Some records

=-=-=

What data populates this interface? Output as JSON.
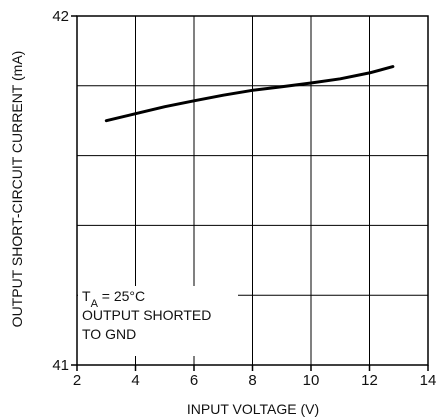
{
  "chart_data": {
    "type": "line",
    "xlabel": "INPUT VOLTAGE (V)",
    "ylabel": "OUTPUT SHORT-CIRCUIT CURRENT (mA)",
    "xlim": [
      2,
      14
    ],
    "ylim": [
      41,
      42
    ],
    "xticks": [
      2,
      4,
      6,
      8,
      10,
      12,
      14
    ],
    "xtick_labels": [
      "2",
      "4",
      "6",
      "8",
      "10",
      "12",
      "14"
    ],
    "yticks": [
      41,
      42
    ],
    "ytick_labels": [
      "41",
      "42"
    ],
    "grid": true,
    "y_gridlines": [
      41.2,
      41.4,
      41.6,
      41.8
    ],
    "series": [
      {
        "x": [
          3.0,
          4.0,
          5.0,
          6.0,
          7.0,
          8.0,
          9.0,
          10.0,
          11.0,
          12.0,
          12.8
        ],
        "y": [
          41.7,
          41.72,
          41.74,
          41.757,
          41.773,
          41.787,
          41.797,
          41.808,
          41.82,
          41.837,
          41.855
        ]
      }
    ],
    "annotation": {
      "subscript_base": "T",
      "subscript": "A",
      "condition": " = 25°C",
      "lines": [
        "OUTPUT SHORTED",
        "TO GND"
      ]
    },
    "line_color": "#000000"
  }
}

=-=-=

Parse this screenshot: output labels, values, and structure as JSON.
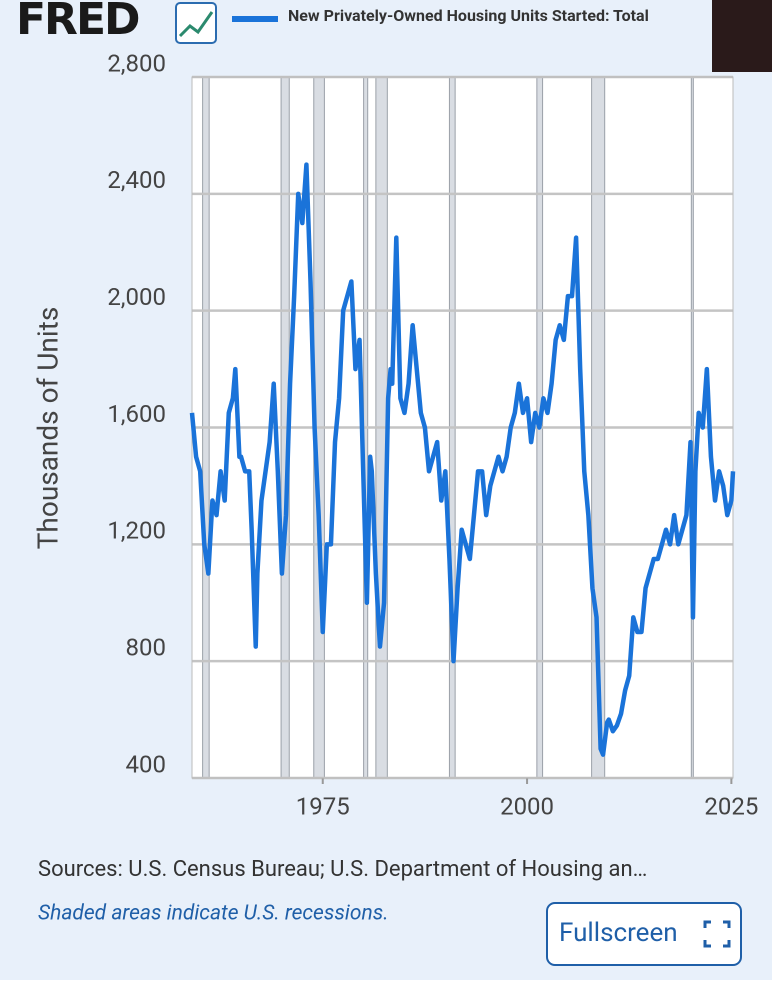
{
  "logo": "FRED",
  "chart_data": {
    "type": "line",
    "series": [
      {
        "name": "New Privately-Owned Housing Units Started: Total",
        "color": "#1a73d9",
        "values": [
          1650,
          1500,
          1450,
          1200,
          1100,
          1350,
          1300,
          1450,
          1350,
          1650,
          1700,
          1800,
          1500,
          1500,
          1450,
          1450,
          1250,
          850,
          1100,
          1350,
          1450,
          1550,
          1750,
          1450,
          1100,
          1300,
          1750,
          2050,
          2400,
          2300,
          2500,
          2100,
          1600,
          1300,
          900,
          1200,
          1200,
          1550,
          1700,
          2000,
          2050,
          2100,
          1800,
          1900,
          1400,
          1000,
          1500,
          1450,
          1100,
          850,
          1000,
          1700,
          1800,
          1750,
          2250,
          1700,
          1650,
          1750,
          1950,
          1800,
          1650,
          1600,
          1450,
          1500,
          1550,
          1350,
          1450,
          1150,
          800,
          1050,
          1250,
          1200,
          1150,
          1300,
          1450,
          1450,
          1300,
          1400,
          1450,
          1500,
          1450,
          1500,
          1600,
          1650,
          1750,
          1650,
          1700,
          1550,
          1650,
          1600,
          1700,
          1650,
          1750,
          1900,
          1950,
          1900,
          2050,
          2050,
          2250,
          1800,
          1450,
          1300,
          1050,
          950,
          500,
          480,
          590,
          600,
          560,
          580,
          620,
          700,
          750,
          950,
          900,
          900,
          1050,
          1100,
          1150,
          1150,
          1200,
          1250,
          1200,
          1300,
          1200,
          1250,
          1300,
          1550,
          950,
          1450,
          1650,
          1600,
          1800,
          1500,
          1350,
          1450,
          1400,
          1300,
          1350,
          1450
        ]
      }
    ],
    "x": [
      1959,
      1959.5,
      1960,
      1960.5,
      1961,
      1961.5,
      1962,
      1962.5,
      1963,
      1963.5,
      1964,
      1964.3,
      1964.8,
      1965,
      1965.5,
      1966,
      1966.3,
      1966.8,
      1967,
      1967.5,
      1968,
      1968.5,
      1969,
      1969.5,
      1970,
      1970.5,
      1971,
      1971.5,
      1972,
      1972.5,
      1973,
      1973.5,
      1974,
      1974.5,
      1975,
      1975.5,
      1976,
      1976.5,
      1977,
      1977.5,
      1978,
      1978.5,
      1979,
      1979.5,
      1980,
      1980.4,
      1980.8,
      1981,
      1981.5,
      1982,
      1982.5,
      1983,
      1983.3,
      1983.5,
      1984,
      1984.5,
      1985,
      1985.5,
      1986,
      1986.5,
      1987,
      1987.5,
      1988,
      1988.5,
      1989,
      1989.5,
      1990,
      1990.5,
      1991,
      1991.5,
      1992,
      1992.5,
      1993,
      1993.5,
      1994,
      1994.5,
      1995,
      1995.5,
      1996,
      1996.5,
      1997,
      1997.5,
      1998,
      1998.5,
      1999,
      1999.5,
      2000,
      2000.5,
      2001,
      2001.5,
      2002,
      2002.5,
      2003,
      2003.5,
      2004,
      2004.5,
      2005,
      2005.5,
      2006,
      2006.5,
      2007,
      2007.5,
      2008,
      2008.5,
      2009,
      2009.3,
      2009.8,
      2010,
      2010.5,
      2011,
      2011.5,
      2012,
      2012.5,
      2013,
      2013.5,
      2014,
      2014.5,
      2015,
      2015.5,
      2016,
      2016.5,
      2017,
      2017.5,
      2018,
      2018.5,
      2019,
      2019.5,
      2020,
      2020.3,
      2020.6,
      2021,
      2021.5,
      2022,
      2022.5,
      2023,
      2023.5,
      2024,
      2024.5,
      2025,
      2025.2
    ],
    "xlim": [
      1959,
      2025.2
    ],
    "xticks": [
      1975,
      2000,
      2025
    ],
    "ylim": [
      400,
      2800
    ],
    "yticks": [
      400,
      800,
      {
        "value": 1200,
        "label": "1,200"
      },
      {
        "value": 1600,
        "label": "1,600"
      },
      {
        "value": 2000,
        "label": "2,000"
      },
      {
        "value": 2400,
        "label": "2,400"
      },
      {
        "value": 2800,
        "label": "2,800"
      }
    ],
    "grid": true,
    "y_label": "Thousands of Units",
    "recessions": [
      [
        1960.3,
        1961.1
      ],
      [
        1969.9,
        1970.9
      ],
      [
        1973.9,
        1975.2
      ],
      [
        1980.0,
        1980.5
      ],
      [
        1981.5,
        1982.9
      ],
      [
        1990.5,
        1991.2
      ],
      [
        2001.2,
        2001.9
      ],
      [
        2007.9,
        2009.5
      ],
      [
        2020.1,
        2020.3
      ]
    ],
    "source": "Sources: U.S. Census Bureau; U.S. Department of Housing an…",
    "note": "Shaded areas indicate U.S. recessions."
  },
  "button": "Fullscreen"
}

=-=-=

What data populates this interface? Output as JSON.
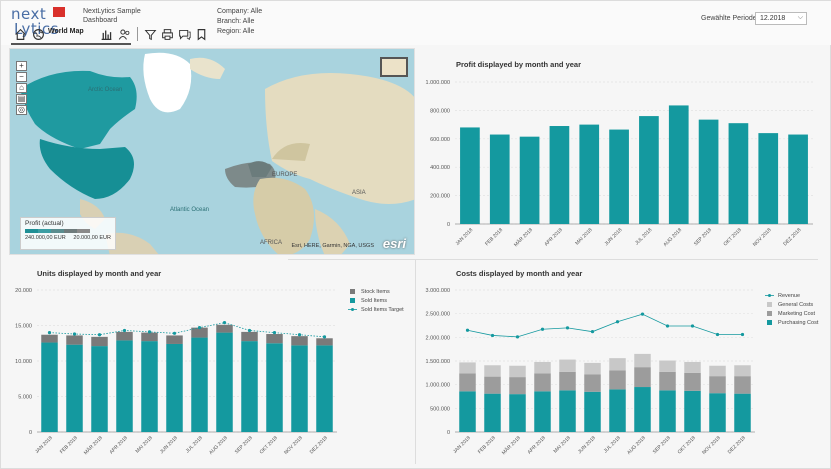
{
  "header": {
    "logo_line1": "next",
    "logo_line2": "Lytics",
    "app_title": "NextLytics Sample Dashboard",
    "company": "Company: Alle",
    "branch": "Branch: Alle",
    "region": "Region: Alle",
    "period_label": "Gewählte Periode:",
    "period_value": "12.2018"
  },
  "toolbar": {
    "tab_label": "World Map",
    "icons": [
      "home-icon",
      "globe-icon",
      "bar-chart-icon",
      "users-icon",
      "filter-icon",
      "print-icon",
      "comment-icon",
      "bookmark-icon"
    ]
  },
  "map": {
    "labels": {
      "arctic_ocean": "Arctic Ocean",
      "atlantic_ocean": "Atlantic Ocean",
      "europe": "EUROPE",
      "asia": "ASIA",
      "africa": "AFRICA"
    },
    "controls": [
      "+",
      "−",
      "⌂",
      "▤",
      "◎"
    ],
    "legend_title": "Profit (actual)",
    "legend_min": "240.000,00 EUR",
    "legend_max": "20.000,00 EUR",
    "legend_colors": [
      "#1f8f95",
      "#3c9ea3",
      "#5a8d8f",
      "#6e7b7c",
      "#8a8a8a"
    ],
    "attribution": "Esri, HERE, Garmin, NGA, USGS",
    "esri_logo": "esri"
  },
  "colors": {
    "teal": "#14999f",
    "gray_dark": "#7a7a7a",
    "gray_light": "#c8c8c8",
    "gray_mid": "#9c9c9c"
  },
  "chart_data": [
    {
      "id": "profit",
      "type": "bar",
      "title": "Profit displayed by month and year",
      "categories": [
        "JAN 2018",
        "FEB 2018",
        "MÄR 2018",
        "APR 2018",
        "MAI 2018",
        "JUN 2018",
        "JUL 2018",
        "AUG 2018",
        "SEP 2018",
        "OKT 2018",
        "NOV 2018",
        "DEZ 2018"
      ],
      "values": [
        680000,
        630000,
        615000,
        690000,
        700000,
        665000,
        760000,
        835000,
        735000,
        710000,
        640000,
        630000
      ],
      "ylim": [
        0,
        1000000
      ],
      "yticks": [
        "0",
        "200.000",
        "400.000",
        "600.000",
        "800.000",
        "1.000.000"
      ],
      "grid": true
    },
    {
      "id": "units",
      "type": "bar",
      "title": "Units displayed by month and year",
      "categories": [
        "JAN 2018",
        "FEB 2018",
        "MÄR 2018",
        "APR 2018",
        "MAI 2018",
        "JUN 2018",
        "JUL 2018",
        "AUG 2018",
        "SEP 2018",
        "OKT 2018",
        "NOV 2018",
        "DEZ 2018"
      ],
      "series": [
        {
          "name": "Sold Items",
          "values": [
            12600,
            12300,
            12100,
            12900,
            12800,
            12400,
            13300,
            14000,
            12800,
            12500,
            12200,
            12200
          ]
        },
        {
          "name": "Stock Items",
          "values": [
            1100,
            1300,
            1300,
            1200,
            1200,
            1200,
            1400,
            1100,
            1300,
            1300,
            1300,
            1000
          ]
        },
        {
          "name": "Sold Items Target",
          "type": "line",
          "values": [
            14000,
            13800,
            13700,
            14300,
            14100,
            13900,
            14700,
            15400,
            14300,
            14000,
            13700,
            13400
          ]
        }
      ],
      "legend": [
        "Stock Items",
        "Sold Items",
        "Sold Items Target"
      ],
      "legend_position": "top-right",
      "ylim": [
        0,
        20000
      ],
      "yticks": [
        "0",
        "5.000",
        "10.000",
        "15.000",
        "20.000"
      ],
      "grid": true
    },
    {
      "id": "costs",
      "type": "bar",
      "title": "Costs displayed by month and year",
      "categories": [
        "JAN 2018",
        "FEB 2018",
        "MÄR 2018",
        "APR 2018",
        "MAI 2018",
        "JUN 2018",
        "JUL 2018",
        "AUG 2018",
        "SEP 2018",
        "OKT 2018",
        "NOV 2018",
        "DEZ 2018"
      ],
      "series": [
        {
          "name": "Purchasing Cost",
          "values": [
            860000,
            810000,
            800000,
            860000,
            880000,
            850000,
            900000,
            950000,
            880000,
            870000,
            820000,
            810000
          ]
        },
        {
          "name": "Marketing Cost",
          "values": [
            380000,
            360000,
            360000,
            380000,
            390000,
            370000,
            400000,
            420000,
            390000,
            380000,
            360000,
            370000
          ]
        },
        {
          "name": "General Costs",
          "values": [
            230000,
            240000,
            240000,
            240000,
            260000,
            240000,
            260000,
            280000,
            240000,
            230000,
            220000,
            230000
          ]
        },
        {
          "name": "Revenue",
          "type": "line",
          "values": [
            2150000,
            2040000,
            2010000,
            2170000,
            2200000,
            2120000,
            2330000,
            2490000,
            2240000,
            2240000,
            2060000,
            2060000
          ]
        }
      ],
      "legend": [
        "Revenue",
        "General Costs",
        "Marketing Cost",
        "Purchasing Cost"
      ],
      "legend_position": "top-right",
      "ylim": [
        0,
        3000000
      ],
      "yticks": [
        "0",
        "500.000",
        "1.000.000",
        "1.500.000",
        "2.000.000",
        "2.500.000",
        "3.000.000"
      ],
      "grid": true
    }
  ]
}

=-=-=

• Exercise description: Go over the data above and copy every line that has the word "Housing" in it.

• Completed exercise:
        "name": "New Privately-Owned Housing Units Started: Total",
    "source": "Sources: U.S. Census Bureau; U.S. Department of Housing an…",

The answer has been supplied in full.